Stored data

- - -

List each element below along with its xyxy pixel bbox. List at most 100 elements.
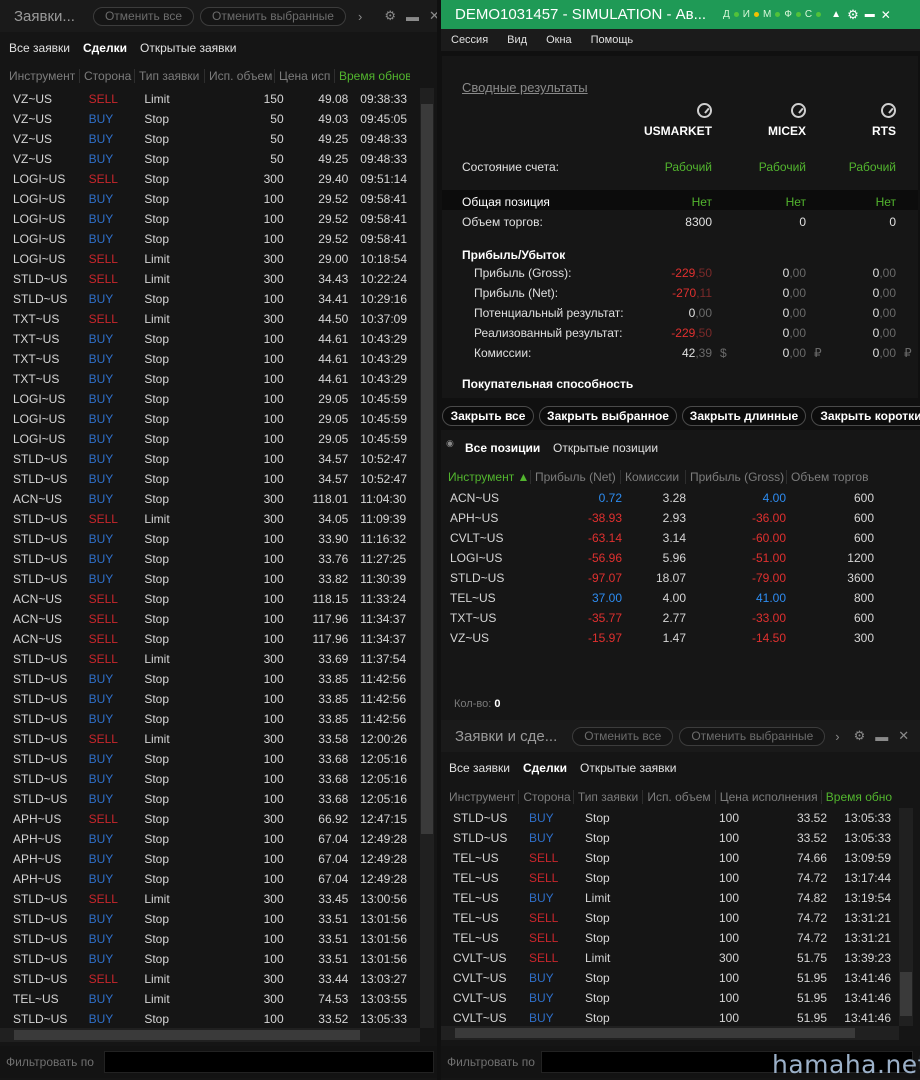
- gear-icon[interactable]: ⚙: [847, 6, 859, 22]
- table-row[interactable]: APH~US BUY Stop 100 67.04 12:49:28: [0, 829, 420, 849]
- column-header[interactable]: Сторона: [80, 69, 135, 83]
- table-row[interactable]: TXT~US SELL Limit 300 44.50 10:37:09: [0, 309, 420, 329]
- column-header[interactable]: Инструмент: [5, 69, 80, 83]
- gear-icon[interactable]: ⚙: [853, 728, 866, 743]
- table-row[interactable]: TEL~US BUY Limit 300 74.53 13:03:55: [0, 989, 420, 1009]
- table-row[interactable]: TEL~US SELL Stop 100 74.72 13:17:44: [441, 868, 899, 888]
- table-row[interactable]: STLD~US BUY Stop 100 33.68 12:05:16: [0, 749, 420, 769]
- column-header[interactable]: Время обнов: [339, 69, 410, 83]
- column-header[interactable]: Время обно: [825, 790, 893, 804]
- table-row[interactable]: STLD~US SELL Limit 300 33.58 12:00:26: [0, 729, 420, 749]
- table-row[interactable]: TEL~US SELL Stop 100 74.66 13:09:59: [441, 848, 899, 868]
- table-row[interactable]: STLD~US BUY Stop 100 33.52 13:05:33: [0, 1009, 420, 1029]
- table-row[interactable]: CVLT~US SELL Limit 300 51.75 13:39:23: [441, 948, 899, 968]
- close-selected-button[interactable]: Закрыть выбранное: [539, 406, 677, 426]
- table-row[interactable]: APH~US BUY Stop 100 67.04 12:49:28: [0, 849, 420, 869]
- tab-item[interactable]: Открытые заявки: [139, 41, 237, 55]
- table-row[interactable]: STLD~US BUY Stop 100 33.68 12:05:16: [0, 769, 420, 789]
- table-row[interactable]: STLD~US BUY Stop 100 33.51 13:01:56: [0, 949, 420, 969]
- table-row[interactable]: VZ~US BUY Stop 50 49.25 09:48:33: [0, 129, 420, 149]
- table-row[interactable]: LOGI~US BUY Stop 100 29.05 10:45:59: [0, 389, 420, 409]
- right-cancel-selected-button[interactable]: Отменить выбранные: [679, 726, 826, 746]
- right-vertical-scrollbar[interactable]: [899, 808, 913, 1026]
- table-row[interactable]: TEL~US 37.00 4.00 41.00 800: [441, 588, 920, 608]
- table-row[interactable]: LOGI~US BUY Stop 100 29.05 10:45:59: [0, 429, 420, 449]
- close-all-button[interactable]: Закрыть все: [442, 406, 534, 426]
- table-row[interactable]: TEL~US SELL Stop 100 74.72 13:31:21: [441, 928, 899, 948]
- table-row[interactable]: LOGI~US BUY Stop 100 29.05 10:45:59: [0, 409, 420, 429]
- left-filter-input[interactable]: [104, 1051, 434, 1073]
- menu-item[interactable]: Вид: [507, 34, 528, 46]
- column-header[interactable]: Прибыль (Gross): [686, 470, 787, 484]
- table-row[interactable]: TEL~US BUY Limit 100 74.82 13:19:54: [441, 888, 899, 908]
- tab-item[interactable]: Сделки: [83, 41, 127, 55]
- right-vertical-scroll-thumb[interactable]: [900, 972, 912, 1016]
- cancel-all-button[interactable]: Отменить все: [92, 6, 195, 26]
- column-header[interactable]: Инструмент: [445, 790, 520, 804]
- table-row[interactable]: VZ~US BUY Stop 50 49.03 09:45:05: [0, 109, 420, 129]
- column-header[interactable]: Исп. объем: [643, 790, 716, 804]
- up-arrow-icon[interactable]: ▲: [831, 9, 842, 20]
- table-row[interactable]: ACN~US SELL Stop 100 118.15 11:33:24: [0, 589, 420, 609]
- column-header[interactable]: Цена исп: [275, 69, 335, 83]
- table-row[interactable]: STLD~US SELL Limit 300 33.45 13:00:56: [0, 889, 420, 909]
- table-row[interactable]: LOGI~US SELL Stop 300 29.40 09:51:14: [0, 169, 420, 189]
- right-horizontal-scroll-thumb[interactable]: [455, 1028, 855, 1038]
- table-row[interactable]: STLD~US SELL Limit 300 33.69 11:37:54: [0, 649, 420, 669]
- minimize-icon[interactable]: ▬: [405, 8, 419, 24]
- menu-item[interactable]: Сессия: [451, 34, 489, 46]
- chevron-right-icon[interactable]: ›: [835, 728, 840, 744]
- table-row[interactable]: STLD~US BUY Stop 100 33.90 11:16:32: [0, 529, 420, 549]
- column-header[interactable]: Сторона: [519, 790, 574, 804]
- left-vertical-scroll-thumb[interactable]: [421, 104, 433, 834]
- table-row[interactable]: TEL~US SELL Stop 100 74.72 13:31:21: [441, 908, 899, 928]
- table-row[interactable]: ACN~US SELL Stop 100 117.96 11:34:37: [0, 609, 420, 629]
- close-icon[interactable]: ✕: [880, 7, 891, 22]
- column-header[interactable]: Объем торгов: [791, 470, 869, 484]
- table-row[interactable]: LOGI~US BUY Stop 100 29.52 09:58:41: [0, 189, 420, 209]
- close-icon[interactable]: ✕: [898, 728, 910, 743]
- table-row[interactable]: VZ~US -15.97 1.47 -14.50 300: [441, 628, 920, 648]
- table-row[interactable]: CVLT~US BUY Stop 100 51.95 13:41:46: [441, 988, 899, 1008]
- table-row[interactable]: CVLT~US BUY Stop 100 51.95 13:41:46: [441, 1008, 899, 1028]
- column-header[interactable]: Цена исполнения: [716, 790, 822, 804]
- table-row[interactable]: STLD~US BUY Stop 100 34.57 10:52:47: [0, 469, 420, 489]
- table-row[interactable]: APH~US -38.93 2.93 -36.00 600: [441, 508, 920, 528]
- column-header[interactable]: Прибыль (Net): [531, 470, 621, 484]
- table-row[interactable]: STLD~US BUY Stop 100 33.51 13:01:56: [0, 909, 420, 929]
- minimize-icon[interactable]: ▬: [864, 9, 875, 20]
- table-row[interactable]: STLD~US BUY Stop 100 33.76 11:27:25: [0, 549, 420, 569]
- table-row[interactable]: VZ~US SELL Limit 150 49.08 09:38:33: [0, 89, 420, 109]
- cancel-selected-button[interactable]: Отменить выбранные: [200, 6, 346, 26]
- menu-item[interactable]: Помощь: [590, 34, 634, 46]
- table-row[interactable]: ACN~US BUY Stop 300 118.01 11:04:30: [0, 489, 420, 509]
- close-long-button[interactable]: Закрыть длинные: [682, 406, 806, 426]
- table-row[interactable]: CVLT~US -63.14 3.14 -60.00 600: [441, 528, 920, 548]
- table-row[interactable]: STLD~US SELL Limit 300 34.05 11:09:39: [0, 509, 420, 529]
- table-row[interactable]: CVLT~US BUY Stop 100 51.95 13:41:46: [441, 968, 899, 988]
- menu-item[interactable]: Окна: [546, 34, 572, 46]
- positions-radio-icon[interactable]: ◉: [446, 438, 454, 448]
- table-row[interactable]: LOGI~US BUY Stop 100 29.52 09:58:41: [0, 209, 420, 229]
- table-row[interactable]: ACN~US SELL Stop 100 117.96 11:34:37: [0, 629, 420, 649]
- table-row[interactable]: STLD~US SELL Limit 300 33.44 13:03:27: [0, 969, 420, 989]
- column-header[interactable]: Исп. объем: [205, 69, 275, 83]
- table-row[interactable]: STLD~US BUY Stop 100 34.41 10:29:16: [0, 289, 420, 309]
- right-cancel-all-button[interactable]: Отменить все: [572, 726, 674, 746]
- tab-item[interactable]: Все заявки: [449, 761, 511, 775]
- close-short-button[interactable]: Закрыть коротки: [811, 406, 920, 426]
- table-row[interactable]: APH~US SELL Stop 300 66.92 12:47:15: [0, 809, 420, 829]
- tab-item[interactable]: Открытые заявки: [579, 761, 677, 775]
- tab-item[interactable]: Все заявки: [9, 41, 71, 55]
- table-row[interactable]: VZ~US BUY Stop 50 49.25 09:48:33: [0, 149, 420, 169]
- table-row[interactable]: TXT~US BUY Stop 100 44.61 10:43:29: [0, 349, 420, 369]
- table-row[interactable]: APH~US BUY Stop 100 67.04 12:49:28: [0, 869, 420, 889]
- gear-icon[interactable]: ⚙: [384, 8, 396, 23]
- table-row[interactable]: LOGI~US -56.96 5.96 -51.00 1200: [441, 548, 920, 568]
- table-row[interactable]: LOGI~US SELL Limit 300 29.00 10:18:54: [0, 249, 420, 269]
- tab-all-positions[interactable]: Все позиции: [465, 441, 541, 455]
- right-filter-input[interactable]: [541, 1051, 913, 1073]
- table-row[interactable]: LOGI~US BUY Stop 100 29.52 09:58:41: [0, 229, 420, 249]
- table-row[interactable]: STLD~US BUY Stop 100 33.68 12:05:16: [0, 789, 420, 809]
- table-row[interactable]: STLD~US BUY Stop 100 33.52 13:05:33: [441, 808, 899, 828]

- - -

◆ WHAT NEEDS TO BE DONE ◆
Please copy the lines above without changes, beginning at the line that contains "- gear-icon[interactable]: ⚙: [847, 6, 859, 22]" and ending after the line that contains "- table-row[interactable]: CVLT~US SELL".

◆ RESULT OF THE EXERCISE ◆
- gear-icon[interactable]: ⚙: [847, 6, 859, 22]
- table-row[interactable]: APH~US BUY Stop 100 67.04 12:49:28: [0, 829, 420, 849]
- column-header[interactable]: Сторона: [80, 69, 135, 83]
- table-row[interactable]: TXT~US SELL Limit 300 44.50 10:37:09: [0, 309, 420, 329]
- column-header[interactable]: Инструмент: [5, 69, 80, 83]
- gear-icon[interactable]: ⚙: [853, 728, 866, 743]
- table-row[interactable]: TEL~US BUY Limit 300 74.53 13:03:55: [0, 989, 420, 1009]
- table-row[interactable]: TEL~US SELL Stop 100 74.72 13:17:44: [441, 868, 899, 888]
- table-row[interactable]: STLD~US BUY Stop 100 33.68 12:05:16: [0, 749, 420, 769]
- column-header[interactable]: Время обнов: [339, 69, 410, 83]
- column-header[interactable]: Время обно: [825, 790, 893, 804]
- table-row[interactable]: STLD~US SELL Limit 300 33.58 12:00:26: [0, 729, 420, 749]
- table-row[interactable]: TEL~US SELL Stop 100 74.66 13:09:59: [441, 848, 899, 868]
- table-row[interactable]: STLD~US BUY Stop 100 33.52 13:05:33: [0, 1009, 420, 1029]
- table-row[interactable]: CVLT~US SELL Limit 300 51.75 13:39:23: [441, 948, 899, 968]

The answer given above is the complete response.